## Instruction
Take every line from the listing below that includes "hill" and copy it.

## Information provided

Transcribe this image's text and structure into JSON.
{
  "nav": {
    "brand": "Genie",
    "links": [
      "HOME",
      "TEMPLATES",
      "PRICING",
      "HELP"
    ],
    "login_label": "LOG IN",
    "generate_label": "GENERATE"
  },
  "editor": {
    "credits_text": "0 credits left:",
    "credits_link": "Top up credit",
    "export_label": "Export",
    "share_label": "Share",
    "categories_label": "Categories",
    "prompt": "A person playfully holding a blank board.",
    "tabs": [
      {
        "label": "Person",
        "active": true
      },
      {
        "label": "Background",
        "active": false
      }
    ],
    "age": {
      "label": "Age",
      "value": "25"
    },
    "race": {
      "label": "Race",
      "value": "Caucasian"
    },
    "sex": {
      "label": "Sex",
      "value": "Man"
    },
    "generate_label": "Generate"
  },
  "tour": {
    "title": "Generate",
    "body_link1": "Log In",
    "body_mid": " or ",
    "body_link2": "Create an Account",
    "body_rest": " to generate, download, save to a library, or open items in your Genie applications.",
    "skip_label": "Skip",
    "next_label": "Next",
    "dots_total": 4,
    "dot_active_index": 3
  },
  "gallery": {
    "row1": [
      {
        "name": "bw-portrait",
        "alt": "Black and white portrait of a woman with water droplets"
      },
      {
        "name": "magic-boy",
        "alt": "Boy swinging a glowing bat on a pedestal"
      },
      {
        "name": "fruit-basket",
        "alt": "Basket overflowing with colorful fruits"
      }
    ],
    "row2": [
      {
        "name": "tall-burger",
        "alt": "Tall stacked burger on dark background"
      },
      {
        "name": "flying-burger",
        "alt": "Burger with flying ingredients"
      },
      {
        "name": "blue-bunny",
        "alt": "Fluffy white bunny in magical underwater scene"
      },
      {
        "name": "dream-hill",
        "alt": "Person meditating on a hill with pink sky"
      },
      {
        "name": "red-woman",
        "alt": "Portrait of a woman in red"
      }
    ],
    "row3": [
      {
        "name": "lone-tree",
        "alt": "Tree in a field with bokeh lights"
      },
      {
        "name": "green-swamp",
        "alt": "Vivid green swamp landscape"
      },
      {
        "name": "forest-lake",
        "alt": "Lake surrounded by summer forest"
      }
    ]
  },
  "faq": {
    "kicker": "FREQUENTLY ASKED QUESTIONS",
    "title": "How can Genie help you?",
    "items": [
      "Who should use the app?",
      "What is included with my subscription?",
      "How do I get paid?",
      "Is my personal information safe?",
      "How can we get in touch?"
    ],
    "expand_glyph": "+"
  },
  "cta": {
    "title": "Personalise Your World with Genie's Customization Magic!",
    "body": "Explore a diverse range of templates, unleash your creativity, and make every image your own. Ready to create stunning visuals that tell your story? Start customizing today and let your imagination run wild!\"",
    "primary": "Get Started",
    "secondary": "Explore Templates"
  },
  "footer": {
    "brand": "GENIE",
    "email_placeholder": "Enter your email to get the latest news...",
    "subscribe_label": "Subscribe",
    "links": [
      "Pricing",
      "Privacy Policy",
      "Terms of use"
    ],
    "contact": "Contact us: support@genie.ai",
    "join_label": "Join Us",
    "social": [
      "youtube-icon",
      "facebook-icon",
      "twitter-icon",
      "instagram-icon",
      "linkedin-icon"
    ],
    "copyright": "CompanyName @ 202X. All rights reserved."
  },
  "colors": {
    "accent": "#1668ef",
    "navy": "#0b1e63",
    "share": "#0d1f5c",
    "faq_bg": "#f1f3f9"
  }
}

## Task solution
        "name": "dream-hill",
        "alt": "Person meditating on a hill with pink sky"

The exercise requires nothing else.